● **Instructions for the task**:
Quote every entry word for word.

Dataset entries
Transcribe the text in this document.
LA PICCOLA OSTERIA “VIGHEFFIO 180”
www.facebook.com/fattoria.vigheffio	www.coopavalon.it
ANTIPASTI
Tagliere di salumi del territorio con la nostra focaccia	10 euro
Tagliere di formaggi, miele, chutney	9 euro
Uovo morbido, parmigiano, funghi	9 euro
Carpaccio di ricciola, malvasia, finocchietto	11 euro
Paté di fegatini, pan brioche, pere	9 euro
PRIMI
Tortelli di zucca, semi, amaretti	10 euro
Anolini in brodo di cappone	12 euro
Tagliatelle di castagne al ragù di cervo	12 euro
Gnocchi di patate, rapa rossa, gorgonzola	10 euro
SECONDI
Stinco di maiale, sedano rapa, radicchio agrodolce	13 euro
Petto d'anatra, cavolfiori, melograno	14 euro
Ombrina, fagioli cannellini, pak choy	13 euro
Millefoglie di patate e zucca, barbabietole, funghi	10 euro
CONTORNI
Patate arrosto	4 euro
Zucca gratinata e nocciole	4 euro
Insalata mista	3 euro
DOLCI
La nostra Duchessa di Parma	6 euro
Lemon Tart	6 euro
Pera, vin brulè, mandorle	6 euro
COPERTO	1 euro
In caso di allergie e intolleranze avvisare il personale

● **Answer in full**:
Transcribe the text in this document.
LA PICCOLA OSTERIA “VIGHEFFIO 180”
www.facebook.com/fattoria.vigheffio	www.coopavalon.it
ANTIPASTI
Tagliere di salumi del territorio con la nostra focaccia	10 euro
Tagliere di formaggi, miele, chutney	9 euro
Uovo morbido, parmigiano, funghi	9 euro
Carpaccio di ricciola, malvasia, finocchietto	11 euro
Paté di fegatini, pan brioche, pere	9 euro
PRIMI
Tortelli di zucca, semi, amaretti	10 euro
Anolini in brodo di cappone	12 euro
Tagliatelle di castagne al ragù di cervo	12 euro
Gnocchi di patate, rapa rossa, gorgonzola	10 euro
SECONDI
Stinco di maiale, sedano rapa, radicchio agrodolce	13 euro
Petto d'anatra, cavolfiori, melograno	14 euro
Ombrina, fagioli cannellini, pak choy	13 euro
Millefoglie di patate e zucca, barbabietole, funghi	10 euro
CONTORNI
Patate arrosto	4 euro
Zucca gratinata e nocciole	4 euro
Insalata mista	3 euro
DOLCI
La nostra Duchessa di Parma	6 euro
Lemon Tart	6 euro
Pera, vin brulè, mandorle	6 euro
COPERTO	1 euro
In caso di allergie e intolleranze avvisare il personale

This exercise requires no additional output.